→ To do
What follows is a set of records, each of which is to be written out exactly.

::: Material shown

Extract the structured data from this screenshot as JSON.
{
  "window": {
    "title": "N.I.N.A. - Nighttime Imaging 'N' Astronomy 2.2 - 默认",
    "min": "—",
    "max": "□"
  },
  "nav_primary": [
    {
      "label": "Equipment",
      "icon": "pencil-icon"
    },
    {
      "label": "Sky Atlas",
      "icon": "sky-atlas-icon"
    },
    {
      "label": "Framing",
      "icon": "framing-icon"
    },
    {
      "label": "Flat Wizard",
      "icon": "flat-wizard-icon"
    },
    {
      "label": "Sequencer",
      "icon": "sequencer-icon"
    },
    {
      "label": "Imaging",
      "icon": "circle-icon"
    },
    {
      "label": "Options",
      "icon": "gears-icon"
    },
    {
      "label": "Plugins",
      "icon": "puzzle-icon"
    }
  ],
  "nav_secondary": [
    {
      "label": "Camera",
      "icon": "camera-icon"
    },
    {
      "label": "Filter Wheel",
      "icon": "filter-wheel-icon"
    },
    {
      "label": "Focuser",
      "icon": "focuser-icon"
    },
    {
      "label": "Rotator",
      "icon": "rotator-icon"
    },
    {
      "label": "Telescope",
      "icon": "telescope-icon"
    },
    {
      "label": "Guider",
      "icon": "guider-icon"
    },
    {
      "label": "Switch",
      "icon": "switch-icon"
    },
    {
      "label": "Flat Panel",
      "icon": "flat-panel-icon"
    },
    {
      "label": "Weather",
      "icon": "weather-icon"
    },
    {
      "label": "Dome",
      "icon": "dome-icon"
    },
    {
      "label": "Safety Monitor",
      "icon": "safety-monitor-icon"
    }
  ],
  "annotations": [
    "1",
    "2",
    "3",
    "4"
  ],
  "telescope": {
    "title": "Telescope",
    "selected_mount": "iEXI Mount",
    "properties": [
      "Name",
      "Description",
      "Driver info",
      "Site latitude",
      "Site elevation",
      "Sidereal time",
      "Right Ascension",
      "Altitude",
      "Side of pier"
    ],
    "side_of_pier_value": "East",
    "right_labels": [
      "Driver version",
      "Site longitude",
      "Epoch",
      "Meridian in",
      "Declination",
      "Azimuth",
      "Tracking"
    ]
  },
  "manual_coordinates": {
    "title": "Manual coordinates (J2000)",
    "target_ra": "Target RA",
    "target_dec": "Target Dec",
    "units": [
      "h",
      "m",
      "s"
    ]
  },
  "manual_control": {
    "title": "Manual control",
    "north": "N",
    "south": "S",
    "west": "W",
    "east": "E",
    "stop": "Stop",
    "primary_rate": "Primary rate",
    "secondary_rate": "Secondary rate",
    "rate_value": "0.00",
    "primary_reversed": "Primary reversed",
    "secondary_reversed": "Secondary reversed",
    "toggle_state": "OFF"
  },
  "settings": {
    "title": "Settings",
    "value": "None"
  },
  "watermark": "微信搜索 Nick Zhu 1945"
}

::::::

→ Problem solution
Extract the structured data from this screenshot as JSON.
{
  "window": {
    "title": "N.I.N.A. - Nighttime Imaging 'N' Astronomy 2.2 - 默认",
    "min": "—",
    "max": "□"
  },
  "nav_primary": [
    {
      "label": "Equipment",
      "icon": "pencil-icon"
    },
    {
      "label": "Sky Atlas",
      "icon": "sky-atlas-icon"
    },
    {
      "label": "Framing",
      "icon": "framing-icon"
    },
    {
      "label": "Flat Wizard",
      "icon": "flat-wizard-icon"
    },
    {
      "label": "Sequencer",
      "icon": "sequencer-icon"
    },
    {
      "label": "Imaging",
      "icon": "circle-icon"
    },
    {
      "label": "Options",
      "icon": "gears-icon"
    },
    {
      "label": "Plugins",
      "icon": "puzzle-icon"
    }
  ],
  "nav_secondary": [
    {
      "label": "Camera",
      "icon": "camera-icon"
    },
    {
      "label": "Filter Wheel",
      "icon": "filter-wheel-icon"
    },
    {
      "label": "Focuser",
      "icon": "focuser-icon"
    },
    {
      "label": "Rotator",
      "icon": "rotator-icon"
    },
    {
      "label": "Telescope",
      "icon": "telescope-icon"
    },
    {
      "label": "Guider",
      "icon": "guider-icon"
    },
    {
      "label": "Switch",
      "icon": "switch-icon"
    },
    {
      "label": "Flat Panel",
      "icon": "flat-panel-icon"
    },
    {
      "label": "Weather",
      "icon": "weather-icon"
    },
    {
      "label": "Dome",
      "icon": "dome-icon"
    },
    {
      "label": "Safety Monitor",
      "icon": "safety-monitor-icon"
    }
  ],
  "annotations": [
    "1",
    "2",
    "3",
    "4"
  ],
  "telescope": {
    "title": "Telescope",
    "selected_mount": "iEXI Mount",
    "properties": [
      "Name",
      "Description",
      "Driver info",
      "Site latitude",
      "Site elevation",
      "Sidereal time",
      "Right Ascension",
      "Altitude",
      "Side of pier"
    ],
    "side_of_pier_value": "East",
    "right_labels": [
      "Driver version",
      "Site longitude",
      "Epoch",
      "Meridian in",
      "Declination",
      "Azimuth",
      "Tracking"
    ]
  },
  "manual_coordinates": {
    "title": "Manual coordinates (J2000)",
    "target_ra": "Target RA",
    "target_dec": "Target Dec",
    "units": [
      "h",
      "m",
      "s"
    ]
  },
  "manual_control": {
    "title": "Manual control",
    "north": "N",
    "south": "S",
    "west": "W",
    "east": "E",
    "stop": "Stop",
    "primary_rate": "Primary rate",
    "secondary_rate": "Secondary rate",
    "rate_value": "0.00",
    "primary_reversed": "Primary reversed",
    "secondary_reversed": "Secondary reversed",
    "toggle_state": "OFF"
  },
  "settings": {
    "title": "Settings",
    "value": "None"
  },
  "watermark": "微信搜索 Nick Zhu 1945"
}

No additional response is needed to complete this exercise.